## Exercise description
Reproduce the listing word for word. Skip any image.

Data excerpts
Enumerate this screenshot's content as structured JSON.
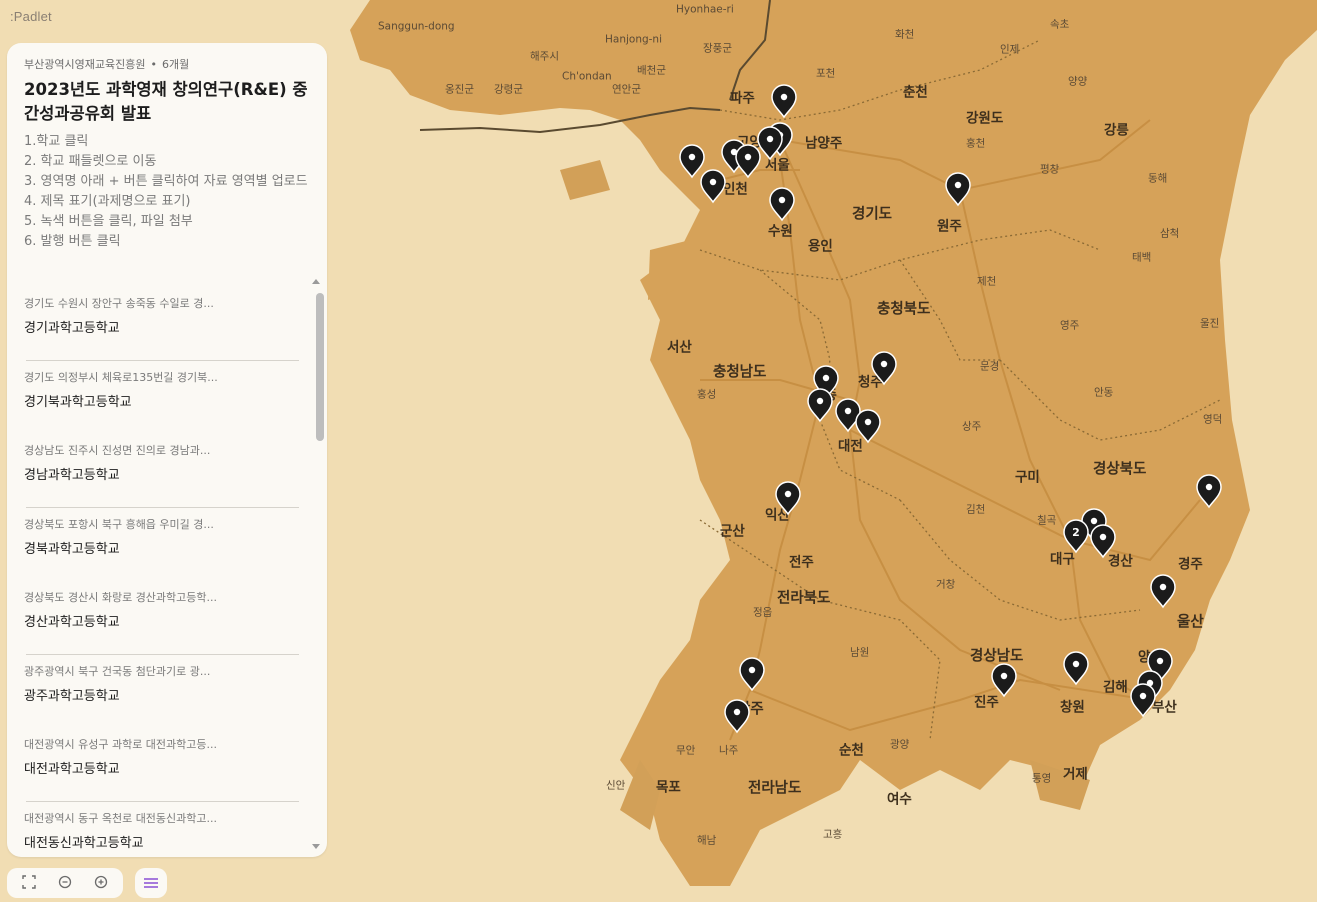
{
  "app": {
    "brand": ":Padlet"
  },
  "board": {
    "author": "부산광역시영재교육진흥원",
    "age": "6개월",
    "title": "2023년도 과학영재 창의연구(R&E) 중간성과공유회 발표",
    "description": "1.학교 클릭\n2. 학교 패들렛으로 이동\n3. 영역명 아래 + 버튼 클릭하여 자료 영역별 업로드\n4. 제목 표기(과제명으로 표기)\n5. 녹색 버튼을 클릭, 파일 첨부\n6. 발행 버튼 클릭"
  },
  "posts": [
    {
      "address": "경기도 수원시 장안구 송죽동 수일로 경...",
      "name": "경기과학고등학교"
    },
    {
      "address": "경기도 의정부시 체육로135번길 경기북...",
      "name": "경기북과학고등학교"
    },
    {
      "address": "경상남도 진주시 진성면 진의로 경남과...",
      "name": "경남과학고등학교"
    },
    {
      "address": "경상북도 포항시 북구 흥해읍 우미길 경...",
      "name": "경북과학고등학교"
    },
    {
      "address": "경상북도 경산시 화랑로 경산과학고등학...",
      "name": "경산과학고등학교"
    },
    {
      "address": "광주광역시 북구 건국동 첨단과기로 광...",
      "name": "광주과학고등학교"
    },
    {
      "address": "대전광역시 유성구 과학로 대전과학고등...",
      "name": "대전과학고등학교"
    },
    {
      "address": "대전광역시 동구 옥천로 대전동신과학고...",
      "name": "대전동신과학고등학교"
    }
  ],
  "map": {
    "land_color": "#d6a259",
    "sea_color": "#f1ddb3",
    "road_color": "#c48b3e",
    "pin_color": "#1b1b1b",
    "cluster_count": "2",
    "labels": [
      "Sanggun-dong",
      "Hyonhae-ri",
      "Hanjong-ni",
      "Ch'ondan",
      "해주시",
      "옹진군",
      "강령군",
      "배천군",
      "연안군",
      "장풍군",
      "화천",
      "인제",
      "속초",
      "양양",
      "파주",
      "포천",
      "춘천",
      "강원도",
      "강릉",
      "고양",
      "남양주",
      "홍천",
      "평창",
      "동해",
      "인천",
      "서울",
      "경기도",
      "원주",
      "수원",
      "용인",
      "삼척",
      "태백",
      "제천",
      "충청북도",
      "서산",
      "충청남도",
      "영주",
      "울진",
      "청주",
      "홍성",
      "문경",
      "안동",
      "세종",
      "대전",
      "상주",
      "영덕",
      "구미",
      "경상북도",
      "김천",
      "칠곡",
      "익산",
      "군산",
      "대구",
      "경산",
      "전주",
      "경주",
      "전라북도",
      "거창",
      "울산",
      "정읍",
      "남원",
      "경상남도",
      "양산",
      "김해",
      "광주",
      "진주",
      "창원",
      "부산",
      "무안",
      "나주",
      "순천",
      "광양",
      "신안",
      "목포",
      "전라남도",
      "통영",
      "거제",
      "여수",
      "해남",
      "고흥"
    ]
  }
}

## Exercise solution
Enumerate this screenshot's content as structured JSON.
{
  "app": {
    "brand": ":Padlet"
  },
  "board": {
    "author": "부산광역시영재교육진흥원",
    "age": "6개월",
    "title": "2023년도 과학영재 창의연구(R&E) 중간성과공유회 발표",
    "description": "1.학교 클릭\n2. 학교 패들렛으로 이동\n3. 영역명 아래 + 버튼 클릭하여 자료 영역별 업로드\n4. 제목 표기(과제명으로 표기)\n5. 녹색 버튼을 클릭, 파일 첨부\n6. 발행 버튼 클릭"
  },
  "posts": [
    {
      "address": "경기도 수원시 장안구 송죽동 수일로 경...",
      "name": "경기과학고등학교"
    },
    {
      "address": "경기도 의정부시 체육로135번길 경기북...",
      "name": "경기북과학고등학교"
    },
    {
      "address": "경상남도 진주시 진성면 진의로 경남과...",
      "name": "경남과학고등학교"
    },
    {
      "address": "경상북도 포항시 북구 흥해읍 우미길 경...",
      "name": "경북과학고등학교"
    },
    {
      "address": "경상북도 경산시 화랑로 경산과학고등학...",
      "name": "경산과학고등학교"
    },
    {
      "address": "광주광역시 북구 건국동 첨단과기로 광...",
      "name": "광주과학고등학교"
    },
    {
      "address": "대전광역시 유성구 과학로 대전과학고등...",
      "name": "대전과학고등학교"
    },
    {
      "address": "대전광역시 동구 옥천로 대전동신과학고...",
      "name": "대전동신과학고등학교"
    }
  ],
  "map": {
    "land_color": "#d6a259",
    "sea_color": "#f1ddb3",
    "road_color": "#c48b3e",
    "pin_color": "#1b1b1b",
    "cluster_count": "2",
    "labels": [
      "Sanggun-dong",
      "Hyonhae-ri",
      "Hanjong-ni",
      "Ch'ondan",
      "해주시",
      "옹진군",
      "강령군",
      "배천군",
      "연안군",
      "장풍군",
      "화천",
      "인제",
      "속초",
      "양양",
      "파주",
      "포천",
      "춘천",
      "강원도",
      "강릉",
      "고양",
      "남양주",
      "홍천",
      "평창",
      "동해",
      "인천",
      "서울",
      "경기도",
      "원주",
      "수원",
      "용인",
      "삼척",
      "태백",
      "제천",
      "충청북도",
      "서산",
      "충청남도",
      "영주",
      "울진",
      "청주",
      "홍성",
      "문경",
      "안동",
      "세종",
      "대전",
      "상주",
      "영덕",
      "구미",
      "경상북도",
      "김천",
      "칠곡",
      "익산",
      "군산",
      "대구",
      "경산",
      "전주",
      "경주",
      "전라북도",
      "거창",
      "울산",
      "정읍",
      "남원",
      "경상남도",
      "양산",
      "김해",
      "광주",
      "진주",
      "창원",
      "부산",
      "무안",
      "나주",
      "순천",
      "광양",
      "신안",
      "목포",
      "전라남도",
      "통영",
      "거제",
      "여수",
      "해남",
      "고흥"
    ]
  }
}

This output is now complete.